▶ _Exercise task_: Reproduce every line of the material below, keeping each character unchanged.

▶ _Available records_:

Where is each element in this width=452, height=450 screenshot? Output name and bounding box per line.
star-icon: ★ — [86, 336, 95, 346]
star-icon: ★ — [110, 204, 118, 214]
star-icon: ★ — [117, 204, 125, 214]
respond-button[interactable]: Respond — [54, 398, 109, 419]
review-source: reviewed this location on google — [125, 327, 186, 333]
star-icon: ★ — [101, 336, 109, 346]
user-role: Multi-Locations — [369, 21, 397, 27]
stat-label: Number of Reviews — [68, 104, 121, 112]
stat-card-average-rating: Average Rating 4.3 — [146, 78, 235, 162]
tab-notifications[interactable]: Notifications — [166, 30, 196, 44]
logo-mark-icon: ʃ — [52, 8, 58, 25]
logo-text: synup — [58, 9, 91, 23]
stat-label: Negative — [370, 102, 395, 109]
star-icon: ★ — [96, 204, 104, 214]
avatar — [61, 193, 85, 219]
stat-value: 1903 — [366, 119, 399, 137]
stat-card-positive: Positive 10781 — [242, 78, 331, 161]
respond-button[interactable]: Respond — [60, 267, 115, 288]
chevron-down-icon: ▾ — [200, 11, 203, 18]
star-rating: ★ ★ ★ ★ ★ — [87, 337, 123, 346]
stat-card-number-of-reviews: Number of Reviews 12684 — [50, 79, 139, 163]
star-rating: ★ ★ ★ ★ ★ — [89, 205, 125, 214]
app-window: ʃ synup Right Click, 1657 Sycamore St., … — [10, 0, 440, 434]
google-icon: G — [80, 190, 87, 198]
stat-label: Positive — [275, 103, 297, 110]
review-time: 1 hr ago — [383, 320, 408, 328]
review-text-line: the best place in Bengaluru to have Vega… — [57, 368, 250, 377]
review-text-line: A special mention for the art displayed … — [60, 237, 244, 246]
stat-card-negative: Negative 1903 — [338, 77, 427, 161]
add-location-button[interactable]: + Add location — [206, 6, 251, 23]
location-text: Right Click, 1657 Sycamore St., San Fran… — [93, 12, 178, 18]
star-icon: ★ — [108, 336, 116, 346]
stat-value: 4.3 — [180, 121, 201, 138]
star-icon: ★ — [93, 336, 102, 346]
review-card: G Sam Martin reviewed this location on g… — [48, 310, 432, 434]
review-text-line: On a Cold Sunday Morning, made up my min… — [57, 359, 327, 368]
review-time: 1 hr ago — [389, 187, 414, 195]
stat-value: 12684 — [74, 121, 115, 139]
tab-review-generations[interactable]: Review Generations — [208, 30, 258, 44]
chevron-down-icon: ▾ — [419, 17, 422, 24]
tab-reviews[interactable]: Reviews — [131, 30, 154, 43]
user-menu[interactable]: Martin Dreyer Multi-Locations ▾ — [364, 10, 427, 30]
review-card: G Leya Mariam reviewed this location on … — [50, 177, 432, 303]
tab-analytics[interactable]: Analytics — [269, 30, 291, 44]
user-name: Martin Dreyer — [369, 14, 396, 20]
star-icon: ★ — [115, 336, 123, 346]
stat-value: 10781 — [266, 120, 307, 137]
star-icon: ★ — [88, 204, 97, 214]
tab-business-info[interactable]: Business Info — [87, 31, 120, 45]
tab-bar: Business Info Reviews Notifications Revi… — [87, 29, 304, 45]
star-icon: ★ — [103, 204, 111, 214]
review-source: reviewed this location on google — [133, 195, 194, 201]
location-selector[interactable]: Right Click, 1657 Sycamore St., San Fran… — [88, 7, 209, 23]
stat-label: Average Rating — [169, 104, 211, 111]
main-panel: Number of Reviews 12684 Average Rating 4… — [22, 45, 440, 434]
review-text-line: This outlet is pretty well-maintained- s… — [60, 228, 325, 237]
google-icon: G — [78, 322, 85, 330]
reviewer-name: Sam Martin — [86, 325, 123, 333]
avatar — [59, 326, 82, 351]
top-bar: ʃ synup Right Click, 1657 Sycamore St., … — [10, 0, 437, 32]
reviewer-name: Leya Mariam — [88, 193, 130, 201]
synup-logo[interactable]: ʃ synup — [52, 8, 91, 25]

▶ _Exercise result_:
Where is each element in this width=452, height=450 screenshot? Output name and bounding box per line.
star-icon: ★ — [86, 336, 95, 346]
star-icon: ★ — [110, 204, 118, 214]
star-icon: ★ — [117, 204, 125, 214]
respond-button[interactable]: Respond — [54, 398, 109, 419]
review-source: reviewed this location on google — [125, 327, 186, 333]
star-icon: ★ — [101, 336, 109, 346]
user-role: Multi-Locations — [369, 21, 397, 27]
stat-label: Number of Reviews — [68, 104, 121, 112]
stat-card-average-rating: Average Rating 4.3 — [146, 78, 235, 162]
tab-notifications[interactable]: Notifications — [166, 30, 196, 44]
logo-mark-icon: ʃ — [52, 8, 58, 25]
logo-text: synup — [58, 9, 91, 23]
stat-label: Negative — [370, 102, 395, 109]
star-icon: ★ — [96, 204, 104, 214]
avatar — [61, 193, 85, 219]
stat-value: 1903 — [366, 119, 399, 137]
stat-card-positive: Positive 10781 — [242, 78, 331, 161]
respond-button[interactable]: Respond — [60, 267, 115, 288]
chevron-down-icon: ▾ — [200, 11, 203, 18]
star-rating: ★ ★ ★ ★ ★ — [87, 337, 123, 346]
stat-card-number-of-reviews: Number of Reviews 12684 — [50, 79, 139, 163]
star-rating: ★ ★ ★ ★ ★ — [89, 205, 125, 214]
app-window: ʃ synup Right Click, 1657 Sycamore St., … — [10, 0, 440, 434]
google-icon: G — [80, 190, 87, 198]
stat-label: Positive — [275, 103, 297, 110]
review-time: 1 hr ago — [383, 320, 408, 328]
review-text-line: the best place in Bengaluru to have Vega… — [57, 368, 250, 377]
review-text-line: A special mention for the art displayed … — [60, 237, 244, 246]
stat-card-negative: Negative 1903 — [338, 77, 427, 161]
add-location-button[interactable]: + Add location — [206, 6, 251, 23]
location-text: Right Click, 1657 Sycamore St., San Fran… — [93, 12, 178, 18]
star-icon: ★ — [108, 336, 116, 346]
stat-value: 4.3 — [180, 121, 201, 138]
star-icon: ★ — [93, 336, 102, 346]
review-card: G Sam Martin reviewed this location on g… — [48, 310, 432, 434]
review-text-line: On a Cold Sunday Morning, made up my min… — [57, 359, 327, 368]
review-time: 1 hr ago — [389, 187, 414, 195]
stat-value: 12684 — [74, 121, 115, 139]
tab-review-generations[interactable]: Review Generations — [208, 30, 258, 44]
chevron-down-icon: ▾ — [419, 17, 422, 24]
tab-reviews[interactable]: Reviews — [131, 30, 154, 43]
user-menu[interactable]: Martin Dreyer Multi-Locations ▾ — [364, 10, 427, 30]
review-card: G Leya Mariam reviewed this location on … — [50, 177, 432, 303]
tab-analytics[interactable]: Analytics — [269, 30, 291, 44]
user-name: Martin Dreyer — [369, 14, 396, 20]
star-icon: ★ — [115, 336, 123, 346]
stat-value: 10781 — [266, 120, 307, 137]
star-icon: ★ — [88, 204, 97, 214]
tab-business-info[interactable]: Business Info — [87, 31, 120, 45]
tab-bar: Business Info Reviews Notifications Revi… — [87, 29, 304, 45]
star-icon: ★ — [103, 204, 111, 214]
review-source: reviewed this location on google — [133, 195, 194, 201]
location-selector[interactable]: Right Click, 1657 Sycamore St., San Fran… — [88, 7, 209, 23]
stat-label: Average Rating — [169, 104, 211, 111]
main-panel: Number of Reviews 12684 Average Rating 4… — [22, 45, 440, 434]
review-text-line: This outlet is pretty well-maintained- s… — [60, 228, 325, 237]
google-icon: G — [78, 322, 85, 330]
reviewer-name: Sam Martin — [86, 325, 123, 333]
avatar — [59, 326, 82, 351]
top-bar: ʃ synup Right Click, 1657 Sycamore St., … — [10, 0, 437, 32]
reviewer-name: Leya Mariam — [88, 193, 130, 201]
synup-logo[interactable]: ʃ synup — [52, 8, 91, 25]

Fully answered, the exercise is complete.